╭─ SUPPLIED INFORMATION

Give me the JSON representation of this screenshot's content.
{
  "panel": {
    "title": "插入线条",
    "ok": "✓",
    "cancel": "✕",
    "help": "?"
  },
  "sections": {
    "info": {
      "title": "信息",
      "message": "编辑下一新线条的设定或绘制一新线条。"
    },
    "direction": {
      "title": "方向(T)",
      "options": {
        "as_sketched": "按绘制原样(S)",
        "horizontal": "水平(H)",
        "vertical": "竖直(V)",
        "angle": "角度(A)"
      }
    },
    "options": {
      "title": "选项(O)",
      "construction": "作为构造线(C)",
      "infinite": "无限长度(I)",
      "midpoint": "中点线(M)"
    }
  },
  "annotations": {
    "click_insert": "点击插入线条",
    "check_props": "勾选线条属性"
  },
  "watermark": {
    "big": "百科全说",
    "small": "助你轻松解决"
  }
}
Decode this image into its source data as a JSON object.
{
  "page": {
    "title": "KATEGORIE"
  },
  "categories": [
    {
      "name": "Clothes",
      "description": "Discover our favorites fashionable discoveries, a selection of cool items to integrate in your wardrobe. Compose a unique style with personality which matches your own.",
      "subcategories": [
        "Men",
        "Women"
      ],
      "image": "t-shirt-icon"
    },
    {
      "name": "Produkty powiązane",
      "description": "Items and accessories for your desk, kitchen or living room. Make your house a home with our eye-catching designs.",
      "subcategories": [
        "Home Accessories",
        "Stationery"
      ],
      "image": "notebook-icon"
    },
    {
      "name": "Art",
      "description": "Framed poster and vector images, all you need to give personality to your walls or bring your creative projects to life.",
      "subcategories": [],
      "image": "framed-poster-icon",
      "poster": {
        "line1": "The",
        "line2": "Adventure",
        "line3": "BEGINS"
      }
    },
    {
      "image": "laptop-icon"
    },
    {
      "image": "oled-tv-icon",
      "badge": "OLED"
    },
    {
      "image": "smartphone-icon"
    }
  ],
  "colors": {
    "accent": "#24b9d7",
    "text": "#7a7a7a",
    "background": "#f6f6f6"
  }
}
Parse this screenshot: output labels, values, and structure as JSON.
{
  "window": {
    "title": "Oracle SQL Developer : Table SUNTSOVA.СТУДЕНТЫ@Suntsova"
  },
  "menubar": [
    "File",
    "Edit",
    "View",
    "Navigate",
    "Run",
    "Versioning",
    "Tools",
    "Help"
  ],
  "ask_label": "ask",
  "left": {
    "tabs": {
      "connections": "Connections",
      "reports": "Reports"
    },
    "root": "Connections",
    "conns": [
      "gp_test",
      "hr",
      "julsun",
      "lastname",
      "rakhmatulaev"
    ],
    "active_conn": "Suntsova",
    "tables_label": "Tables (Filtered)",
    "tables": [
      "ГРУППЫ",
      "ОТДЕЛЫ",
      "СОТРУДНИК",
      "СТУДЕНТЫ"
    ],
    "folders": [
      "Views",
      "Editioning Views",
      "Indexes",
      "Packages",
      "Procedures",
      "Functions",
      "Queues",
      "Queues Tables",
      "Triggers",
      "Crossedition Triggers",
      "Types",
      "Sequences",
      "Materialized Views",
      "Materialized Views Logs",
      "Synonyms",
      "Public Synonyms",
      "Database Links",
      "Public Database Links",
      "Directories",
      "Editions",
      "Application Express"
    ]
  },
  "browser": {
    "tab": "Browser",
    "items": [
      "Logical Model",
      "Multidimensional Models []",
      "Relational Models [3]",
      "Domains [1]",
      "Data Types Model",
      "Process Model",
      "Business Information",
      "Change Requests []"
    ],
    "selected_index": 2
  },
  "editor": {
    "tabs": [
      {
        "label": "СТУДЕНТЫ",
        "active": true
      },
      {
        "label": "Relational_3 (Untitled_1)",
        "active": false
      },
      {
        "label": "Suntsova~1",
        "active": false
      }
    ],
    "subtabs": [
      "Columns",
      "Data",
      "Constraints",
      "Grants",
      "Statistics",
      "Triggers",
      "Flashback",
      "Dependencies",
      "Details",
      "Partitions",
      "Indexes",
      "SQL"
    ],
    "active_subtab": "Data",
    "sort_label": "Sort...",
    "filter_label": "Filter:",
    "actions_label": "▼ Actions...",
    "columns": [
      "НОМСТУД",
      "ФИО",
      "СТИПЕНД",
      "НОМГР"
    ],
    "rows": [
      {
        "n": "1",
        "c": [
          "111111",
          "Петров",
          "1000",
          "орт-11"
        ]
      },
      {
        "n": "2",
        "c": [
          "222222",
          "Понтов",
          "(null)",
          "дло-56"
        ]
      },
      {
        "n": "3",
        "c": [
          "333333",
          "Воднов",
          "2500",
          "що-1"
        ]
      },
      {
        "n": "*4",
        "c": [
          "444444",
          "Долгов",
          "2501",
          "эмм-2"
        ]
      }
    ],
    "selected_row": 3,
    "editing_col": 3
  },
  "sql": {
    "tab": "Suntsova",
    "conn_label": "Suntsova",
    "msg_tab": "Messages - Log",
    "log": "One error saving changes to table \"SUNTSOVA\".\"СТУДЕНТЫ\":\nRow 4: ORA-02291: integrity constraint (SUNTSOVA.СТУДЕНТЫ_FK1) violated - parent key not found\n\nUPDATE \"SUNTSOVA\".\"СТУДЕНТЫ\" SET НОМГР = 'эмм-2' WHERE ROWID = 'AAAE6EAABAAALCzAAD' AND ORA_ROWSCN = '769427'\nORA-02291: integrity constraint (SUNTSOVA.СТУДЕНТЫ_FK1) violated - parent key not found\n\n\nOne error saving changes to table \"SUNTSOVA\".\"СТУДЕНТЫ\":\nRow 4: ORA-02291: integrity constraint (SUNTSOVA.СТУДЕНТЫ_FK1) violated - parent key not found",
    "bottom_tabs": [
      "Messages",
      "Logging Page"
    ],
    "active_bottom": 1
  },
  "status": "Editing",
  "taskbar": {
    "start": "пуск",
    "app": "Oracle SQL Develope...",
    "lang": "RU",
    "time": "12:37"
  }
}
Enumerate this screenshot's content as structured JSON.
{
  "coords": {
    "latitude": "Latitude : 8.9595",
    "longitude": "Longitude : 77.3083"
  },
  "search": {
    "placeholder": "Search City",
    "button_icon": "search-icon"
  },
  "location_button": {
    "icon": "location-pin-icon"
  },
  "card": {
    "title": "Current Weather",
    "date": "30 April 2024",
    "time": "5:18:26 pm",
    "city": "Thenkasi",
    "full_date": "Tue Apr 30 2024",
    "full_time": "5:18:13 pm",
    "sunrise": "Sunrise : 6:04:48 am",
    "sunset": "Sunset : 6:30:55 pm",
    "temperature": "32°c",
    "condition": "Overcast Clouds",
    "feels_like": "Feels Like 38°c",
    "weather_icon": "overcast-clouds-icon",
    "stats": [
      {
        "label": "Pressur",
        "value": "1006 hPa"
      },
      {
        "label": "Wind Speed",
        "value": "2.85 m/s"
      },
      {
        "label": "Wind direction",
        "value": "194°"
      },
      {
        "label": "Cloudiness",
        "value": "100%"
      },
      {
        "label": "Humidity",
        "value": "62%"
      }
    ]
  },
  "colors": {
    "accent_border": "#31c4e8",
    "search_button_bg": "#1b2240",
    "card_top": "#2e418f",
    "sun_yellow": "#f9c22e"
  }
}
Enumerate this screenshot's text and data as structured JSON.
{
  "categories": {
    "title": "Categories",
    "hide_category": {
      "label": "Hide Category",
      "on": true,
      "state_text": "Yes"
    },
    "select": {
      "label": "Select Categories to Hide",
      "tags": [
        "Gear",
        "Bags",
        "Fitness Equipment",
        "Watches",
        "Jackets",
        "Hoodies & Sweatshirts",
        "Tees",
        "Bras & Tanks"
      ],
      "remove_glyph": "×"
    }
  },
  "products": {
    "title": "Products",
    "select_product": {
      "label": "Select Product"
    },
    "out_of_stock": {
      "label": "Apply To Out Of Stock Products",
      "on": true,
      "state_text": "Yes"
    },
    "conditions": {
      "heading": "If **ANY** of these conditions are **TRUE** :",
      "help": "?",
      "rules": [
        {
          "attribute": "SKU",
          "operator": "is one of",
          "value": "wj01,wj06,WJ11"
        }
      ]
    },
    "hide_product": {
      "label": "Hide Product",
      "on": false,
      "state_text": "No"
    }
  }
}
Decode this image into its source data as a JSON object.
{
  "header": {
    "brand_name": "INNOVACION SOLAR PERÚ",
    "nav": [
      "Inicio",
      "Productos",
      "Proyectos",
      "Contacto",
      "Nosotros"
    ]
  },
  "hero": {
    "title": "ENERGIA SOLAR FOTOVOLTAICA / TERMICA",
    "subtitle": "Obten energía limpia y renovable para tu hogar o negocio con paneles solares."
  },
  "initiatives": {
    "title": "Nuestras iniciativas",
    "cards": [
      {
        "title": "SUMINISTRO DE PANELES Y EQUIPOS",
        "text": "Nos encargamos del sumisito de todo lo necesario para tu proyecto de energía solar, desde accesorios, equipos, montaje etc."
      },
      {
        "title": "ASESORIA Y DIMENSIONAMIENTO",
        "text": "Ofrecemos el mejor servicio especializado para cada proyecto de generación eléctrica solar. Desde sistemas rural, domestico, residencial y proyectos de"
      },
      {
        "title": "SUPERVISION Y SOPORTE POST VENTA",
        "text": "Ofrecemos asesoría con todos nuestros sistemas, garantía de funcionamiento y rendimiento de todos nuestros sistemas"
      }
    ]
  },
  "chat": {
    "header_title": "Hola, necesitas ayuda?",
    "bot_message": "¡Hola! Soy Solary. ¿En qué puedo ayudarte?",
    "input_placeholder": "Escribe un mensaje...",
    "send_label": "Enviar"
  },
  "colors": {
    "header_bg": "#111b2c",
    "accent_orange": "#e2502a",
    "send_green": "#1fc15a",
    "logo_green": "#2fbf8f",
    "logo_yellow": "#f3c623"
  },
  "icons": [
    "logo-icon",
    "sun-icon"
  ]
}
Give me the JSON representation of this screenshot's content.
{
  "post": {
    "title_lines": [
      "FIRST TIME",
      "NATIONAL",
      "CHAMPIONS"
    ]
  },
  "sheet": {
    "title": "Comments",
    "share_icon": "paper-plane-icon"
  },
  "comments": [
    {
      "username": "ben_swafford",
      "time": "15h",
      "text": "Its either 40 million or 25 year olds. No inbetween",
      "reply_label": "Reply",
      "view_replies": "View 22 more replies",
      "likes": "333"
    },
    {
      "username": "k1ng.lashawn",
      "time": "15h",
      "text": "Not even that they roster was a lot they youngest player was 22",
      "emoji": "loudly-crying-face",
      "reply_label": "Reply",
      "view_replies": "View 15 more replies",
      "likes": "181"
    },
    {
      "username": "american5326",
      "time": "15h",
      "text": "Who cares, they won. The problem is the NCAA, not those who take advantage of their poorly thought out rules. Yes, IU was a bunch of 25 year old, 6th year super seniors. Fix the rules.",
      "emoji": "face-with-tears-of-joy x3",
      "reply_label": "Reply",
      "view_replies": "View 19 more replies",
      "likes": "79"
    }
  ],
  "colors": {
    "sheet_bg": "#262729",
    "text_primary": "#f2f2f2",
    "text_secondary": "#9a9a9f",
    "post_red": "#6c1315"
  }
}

╰─

WHAT THE EXERCISE ASKS: From the entries above, copy every line containing the word "your".

EXERCISE ANSWER:
      "description": "Discover our favorites fashionable discoveries, a selection of cool items to integrate in your wardrobe. Compose a unique style with personality which matches your own.",
      "description": "Items and accessories for your desk, kitchen or living room. Make your house a home with our eye-catching designs.",
      "description": "Framed poster and vector images, all you need to give personality to your walls or bring your creative projects to life.",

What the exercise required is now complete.